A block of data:
——

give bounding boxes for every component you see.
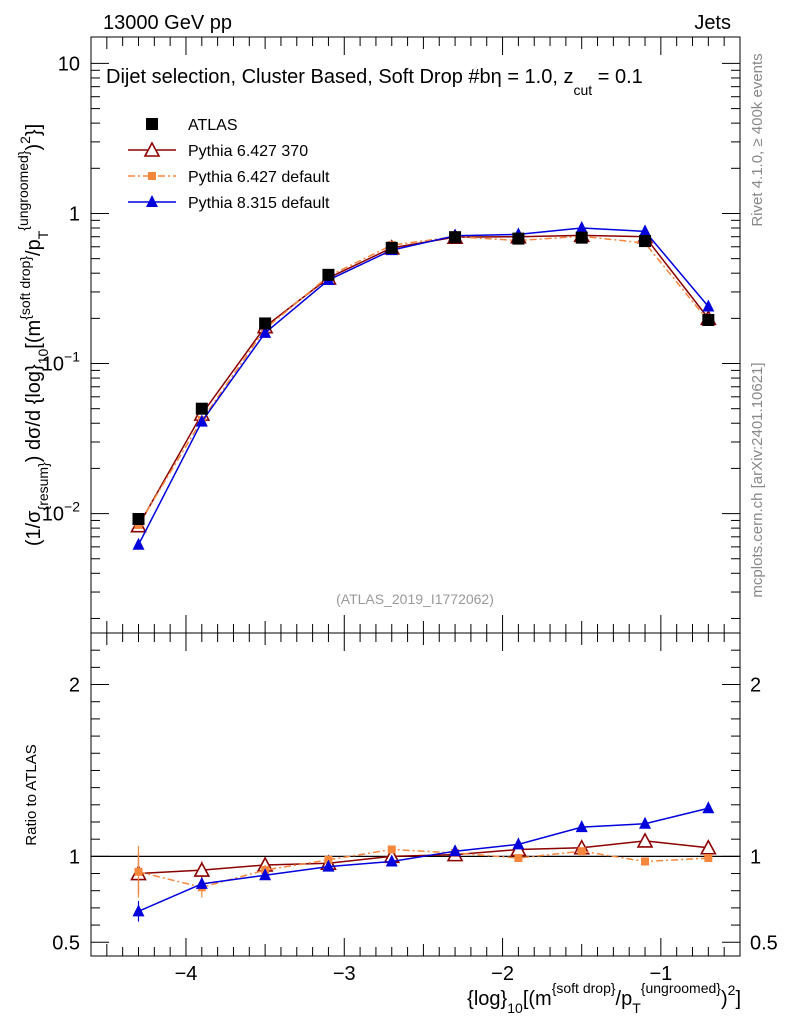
ratio-data-layer [130,801,717,922]
main-point-atlas [385,241,398,254]
main-axis-ticks: 10 1 10−1 10−2 [42,37,741,633]
ratio-point-pythia8 [449,844,462,857]
plot-title-zcut-sub: cut [573,82,592,98]
main-y-tick-label: 10−1 [42,349,80,376]
mcplots-label: mcplots.cern.ch [arXiv:2401.10621] [749,362,766,597]
ratio-point-pythia6_370 [636,832,654,848]
x-tick-label: −1 [649,963,672,985]
main-point-pythia8 [259,325,272,338]
ratio-point-pythia6_default [577,847,586,856]
main-y-tick-label: 1 [69,203,80,225]
ratio-point-pythia8 [512,837,525,850]
ratio-y-tick-label-right: 2 [750,675,761,697]
main-point-pythia8 [195,414,208,427]
plot-title-zcut-value: = 0.1 [592,66,643,88]
ratio-point-pythia6_default [641,857,650,866]
ratio-point-pythia8 [259,868,272,881]
main-point-atlas [132,513,145,526]
x-axis-label: {log}10[(m{soft drop}/pT{ungroomed})2] [467,980,741,1016]
main-point-atlas [575,231,588,244]
ratio-point-pythia6_default [704,854,713,863]
main-data-layer [130,221,717,550]
ratio-point-pythia8 [639,816,652,829]
main-point-pythia8 [639,224,652,237]
ratio-point-pythia8 [322,859,335,872]
plot-title-beta: η = 1.0, z [491,66,574,88]
category-label: Jets [694,12,731,34]
ratio-plot-frame [90,632,741,957]
main-point-atlas [322,268,335,281]
rivet-label: Rivet 4.1.0, ≥ 400k events [749,53,766,226]
ratio-series-line-pythia6_370 [138,840,709,875]
main-point-atlas [449,231,462,244]
main-point-atlas [702,314,715,327]
main-series-line-pythia6_370 [137,234,709,527]
legend-marker-pythia6_370 [143,141,161,157]
main-series-line-pythia8 [137,227,709,546]
plot-title: Dijet selection, Cluster Based, Soft Dro… [106,66,643,98]
x-tick-label: −2 [491,963,514,985]
main-series-line-pythia6_default [137,235,709,526]
legend-label-pythia6_default: Pythia 6.427 default [188,169,330,186]
ratio-point-pythia8 [195,876,208,889]
x-tick-label: −4 [175,963,198,985]
ratio-point-pythia8 [575,820,588,833]
legend-label-pythia8: Pythia 8.315 default [188,195,330,212]
main-y-axis-label: (1/σ{resum}) dσ/d {log}10[(m{soft drop}/… [15,124,51,546]
ratio-point-pythia8 [385,854,398,867]
ratio-y-tick-label-right: 0.5 [750,932,778,954]
legend-label-atlas: ATLAS [188,117,238,134]
legend-marker-pythia8 [146,195,158,207]
ratio-y-tick-label-right: 1 [750,846,761,868]
legend-marker-pythia6_default [148,172,156,180]
ratio-axis-ticks: 2 2 1 1 0.5 0.5 −4 −3 −2 −1 [52,633,778,985]
ratio-point-pythia6_default [387,845,396,854]
main-point-pythia8 [132,537,145,550]
ratio-y-tick-label-left: 2 [69,675,80,697]
ratio-point-pythia6_370 [193,861,211,877]
legend-marker-atlas [146,118,158,130]
ratio-y-tick-label-left: 0.5 [52,932,80,954]
ratio-y-axis-label: Ratio to ATLAS [23,744,40,845]
main-y-tick-label: 10 [58,53,80,75]
x-tick-label: −3 [333,963,356,985]
plot-title-main: Dijet selection, Cluster Based, Soft Dro… [106,66,491,88]
main-point-pythia8 [702,299,715,312]
main-point-atlas [639,235,652,248]
ratio-point-pythia6_default [134,867,143,876]
main-point-atlas [195,402,208,415]
analysis-id-label: (ATLAS_2019_I1772062) [336,591,494,607]
ratio-point-pythia8 [132,904,145,917]
main-point-pythia8 [575,221,588,234]
ratio-y-tick-label-left: 1 [69,846,80,868]
main-y-tick-label: 10−2 [42,499,80,526]
main-point-atlas [259,317,272,330]
ratio-point-pythia8 [702,801,715,814]
legend: ATLAS Pythia 6.427 370 Pythia 6.427 defaul… [128,117,330,212]
energy-label: 13000 GeV pp [103,12,232,34]
main-point-atlas [512,232,525,245]
ratio-series-line-pythia6_default [138,848,709,889]
legend-label-pythia6_370: Pythia 6.427 370 [188,143,308,160]
ratio-point-pythia6_default [514,854,523,863]
ratio-series-line-pythia8 [138,807,709,913]
ratio-point-pythia6_370 [700,839,717,855]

——

Select every line of the items above that contains the string "marker", and copy those lines out. Case counts.

legend-marker-pythia6_370 [143,141,161,157]
legend-marker-pythia8 [146,195,158,207]
legend-marker-pythia6_default [148,172,156,180]
legend-marker-atlas [146,118,158,130]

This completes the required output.